SHORT TASK: Exclude the pictures, then quote exactly the lines from the one holding "Decode this image" through the last line of the records.

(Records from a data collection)
- - -

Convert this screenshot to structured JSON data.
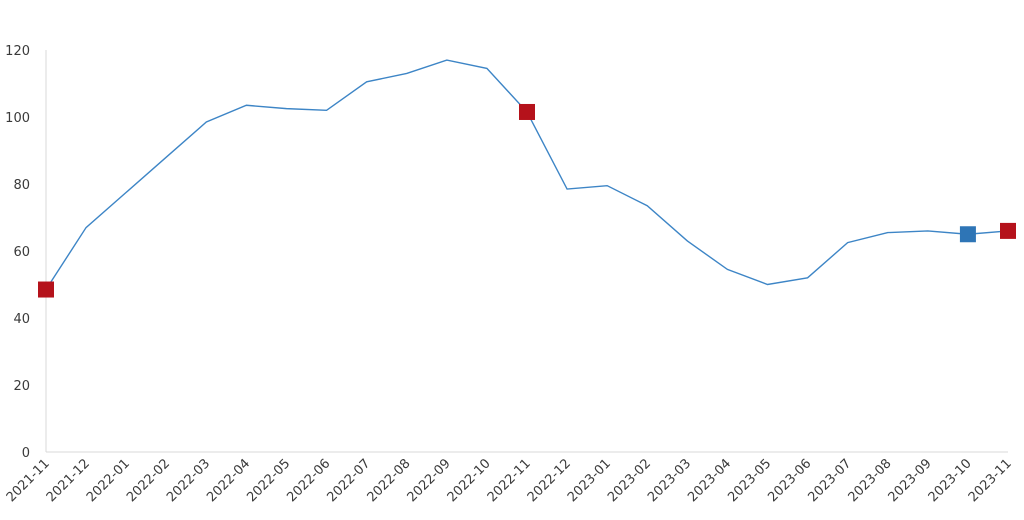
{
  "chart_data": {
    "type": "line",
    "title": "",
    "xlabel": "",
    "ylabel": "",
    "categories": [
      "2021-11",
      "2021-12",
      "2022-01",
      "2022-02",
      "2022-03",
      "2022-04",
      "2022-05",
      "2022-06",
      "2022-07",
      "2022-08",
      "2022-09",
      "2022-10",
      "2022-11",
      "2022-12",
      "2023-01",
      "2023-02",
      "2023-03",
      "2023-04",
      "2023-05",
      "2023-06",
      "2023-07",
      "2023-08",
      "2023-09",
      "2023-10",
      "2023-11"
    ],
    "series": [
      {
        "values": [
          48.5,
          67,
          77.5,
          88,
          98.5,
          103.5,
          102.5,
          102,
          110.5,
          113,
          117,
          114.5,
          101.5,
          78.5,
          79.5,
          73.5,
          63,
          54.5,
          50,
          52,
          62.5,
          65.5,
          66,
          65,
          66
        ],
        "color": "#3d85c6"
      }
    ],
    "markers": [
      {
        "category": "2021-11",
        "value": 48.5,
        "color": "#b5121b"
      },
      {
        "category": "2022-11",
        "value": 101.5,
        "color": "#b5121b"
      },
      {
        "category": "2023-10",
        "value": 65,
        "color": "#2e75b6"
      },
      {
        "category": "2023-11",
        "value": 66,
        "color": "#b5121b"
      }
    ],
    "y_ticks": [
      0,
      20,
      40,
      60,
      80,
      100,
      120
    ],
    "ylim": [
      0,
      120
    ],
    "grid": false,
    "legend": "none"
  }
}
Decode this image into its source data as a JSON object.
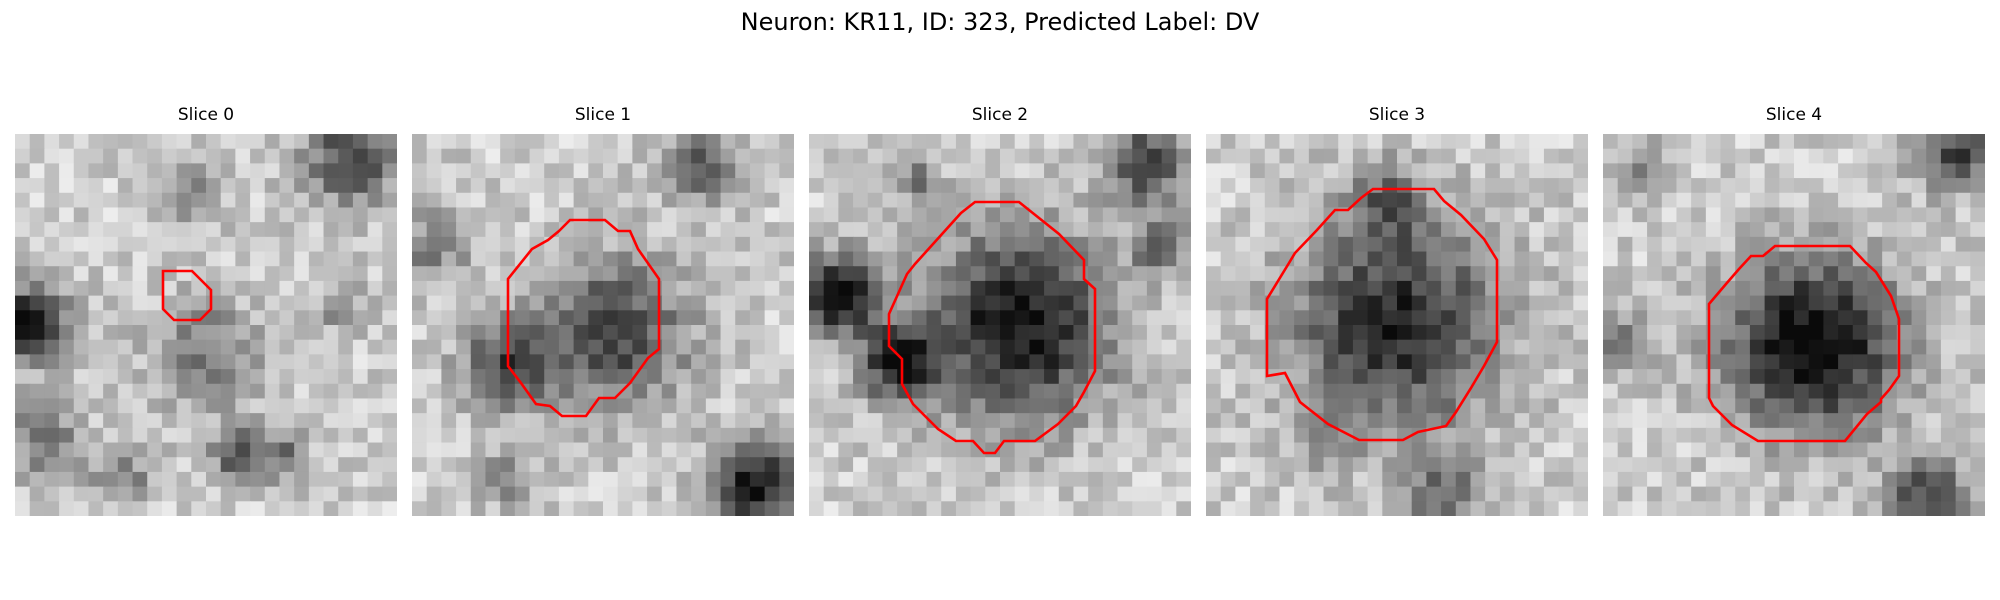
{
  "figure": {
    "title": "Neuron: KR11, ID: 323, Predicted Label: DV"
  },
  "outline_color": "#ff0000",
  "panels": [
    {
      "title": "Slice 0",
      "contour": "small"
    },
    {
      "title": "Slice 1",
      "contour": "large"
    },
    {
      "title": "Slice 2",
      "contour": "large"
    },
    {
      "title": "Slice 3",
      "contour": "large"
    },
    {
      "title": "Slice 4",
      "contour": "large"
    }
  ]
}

- - -

RIGHT ANSWER:
Decode this image into its source data as a JSON object.
{
  "figure": {
    "title": "Neuron: KR11, ID: 323, Predicted Label: DV"
  },
  "outline_color": "#ff0000",
  "panels": [
    {
      "title": "Slice 0",
      "contour": "small"
    },
    {
      "title": "Slice 1",
      "contour": "large"
    },
    {
      "title": "Slice 2",
      "contour": "large"
    },
    {
      "title": "Slice 3",
      "contour": "large"
    },
    {
      "title": "Slice 4",
      "contour": "large"
    }
  ]
}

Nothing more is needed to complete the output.